**DIRECTIONS:**
Reproduce the whole of the data exactly.

Document layout detection data
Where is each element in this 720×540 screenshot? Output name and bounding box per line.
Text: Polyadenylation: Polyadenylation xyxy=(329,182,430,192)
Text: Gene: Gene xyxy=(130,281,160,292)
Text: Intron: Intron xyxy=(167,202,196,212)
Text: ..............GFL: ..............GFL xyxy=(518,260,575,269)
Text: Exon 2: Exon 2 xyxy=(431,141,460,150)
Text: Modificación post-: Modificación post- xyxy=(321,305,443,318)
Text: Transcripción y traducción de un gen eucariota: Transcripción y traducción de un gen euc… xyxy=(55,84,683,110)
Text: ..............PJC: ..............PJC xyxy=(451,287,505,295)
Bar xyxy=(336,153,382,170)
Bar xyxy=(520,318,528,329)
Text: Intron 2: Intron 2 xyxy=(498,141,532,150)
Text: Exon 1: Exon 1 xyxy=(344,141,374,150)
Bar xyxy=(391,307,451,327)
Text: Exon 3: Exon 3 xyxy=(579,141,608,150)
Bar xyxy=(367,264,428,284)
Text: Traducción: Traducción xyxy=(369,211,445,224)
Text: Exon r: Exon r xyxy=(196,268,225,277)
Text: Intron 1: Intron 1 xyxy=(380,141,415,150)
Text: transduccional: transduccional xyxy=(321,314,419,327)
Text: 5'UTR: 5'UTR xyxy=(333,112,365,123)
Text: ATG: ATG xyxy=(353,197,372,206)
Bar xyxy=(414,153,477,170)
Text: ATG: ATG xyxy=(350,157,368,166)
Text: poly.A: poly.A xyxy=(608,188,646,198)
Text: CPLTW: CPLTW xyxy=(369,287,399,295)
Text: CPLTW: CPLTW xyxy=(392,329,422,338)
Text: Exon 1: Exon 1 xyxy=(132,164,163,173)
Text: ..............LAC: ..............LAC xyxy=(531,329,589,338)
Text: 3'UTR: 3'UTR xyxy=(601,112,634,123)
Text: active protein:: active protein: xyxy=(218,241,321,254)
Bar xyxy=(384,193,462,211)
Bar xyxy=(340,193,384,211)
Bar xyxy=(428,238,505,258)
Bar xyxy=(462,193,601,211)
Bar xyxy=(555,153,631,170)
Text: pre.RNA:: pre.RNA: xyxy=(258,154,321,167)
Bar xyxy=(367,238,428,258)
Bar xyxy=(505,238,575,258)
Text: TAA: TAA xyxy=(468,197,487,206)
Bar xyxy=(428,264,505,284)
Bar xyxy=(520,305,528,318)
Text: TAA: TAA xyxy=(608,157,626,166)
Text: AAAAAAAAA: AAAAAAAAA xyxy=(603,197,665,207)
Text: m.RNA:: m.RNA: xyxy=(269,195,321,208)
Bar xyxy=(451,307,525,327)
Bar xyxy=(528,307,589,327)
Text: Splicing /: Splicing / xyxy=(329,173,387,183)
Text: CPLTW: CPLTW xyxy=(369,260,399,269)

**ANSWER:**
Where is each element in this 720×540 screenshot? Output name and bounding box per line.
Text: Polyadenylation: Polyadenylation xyxy=(329,182,430,192)
Text: Gene: Gene xyxy=(130,281,160,292)
Text: Intron: Intron xyxy=(167,202,196,212)
Text: ..............GFL: ..............GFL xyxy=(518,260,575,269)
Text: Exon 2: Exon 2 xyxy=(431,141,460,150)
Text: Modificación post-: Modificación post- xyxy=(321,305,443,318)
Text: Transcripción y traducción de un gen eucariota: Transcripción y traducción de un gen euc… xyxy=(55,84,683,110)
Text: ..............PJC: ..............PJC xyxy=(451,287,505,295)
Bar xyxy=(336,153,382,170)
Bar xyxy=(520,318,528,329)
Text: Intron 2: Intron 2 xyxy=(498,141,532,150)
Text: Exon 1: Exon 1 xyxy=(344,141,374,150)
Bar xyxy=(391,307,451,327)
Text: Exon 3: Exon 3 xyxy=(579,141,608,150)
Bar xyxy=(367,264,428,284)
Text: Traducción: Traducción xyxy=(369,211,445,224)
Text: Exon r: Exon r xyxy=(196,268,225,277)
Text: Intron 1: Intron 1 xyxy=(380,141,415,150)
Text: transduccional: transduccional xyxy=(321,314,419,327)
Text: 5'UTR: 5'UTR xyxy=(333,112,365,123)
Text: ATG: ATG xyxy=(353,197,372,206)
Bar xyxy=(414,153,477,170)
Text: ATG: ATG xyxy=(350,157,368,166)
Text: poly.A: poly.A xyxy=(608,188,646,198)
Text: CPLTW: CPLTW xyxy=(369,287,399,295)
Text: CPLTW: CPLTW xyxy=(392,329,422,338)
Text: Exon 1: Exon 1 xyxy=(132,164,163,173)
Text: ..............LAC: ..............LAC xyxy=(531,329,589,338)
Text: 3'UTR: 3'UTR xyxy=(601,112,634,123)
Text: active protein:: active protein: xyxy=(218,241,321,254)
Bar xyxy=(384,193,462,211)
Bar xyxy=(340,193,384,211)
Bar xyxy=(428,238,505,258)
Bar xyxy=(462,193,601,211)
Bar xyxy=(555,153,631,170)
Text: pre.RNA:: pre.RNA: xyxy=(258,154,321,167)
Bar xyxy=(367,238,428,258)
Bar xyxy=(505,238,575,258)
Text: TAA: TAA xyxy=(468,197,487,206)
Bar xyxy=(428,264,505,284)
Bar xyxy=(520,305,528,318)
Text: TAA: TAA xyxy=(608,157,626,166)
Text: AAAAAAAAA: AAAAAAAAA xyxy=(603,197,665,207)
Text: m.RNA:: m.RNA: xyxy=(269,195,321,208)
Bar xyxy=(451,307,525,327)
Bar xyxy=(528,307,589,327)
Text: Splicing /: Splicing / xyxy=(329,173,387,183)
Text: CPLTW: CPLTW xyxy=(369,260,399,269)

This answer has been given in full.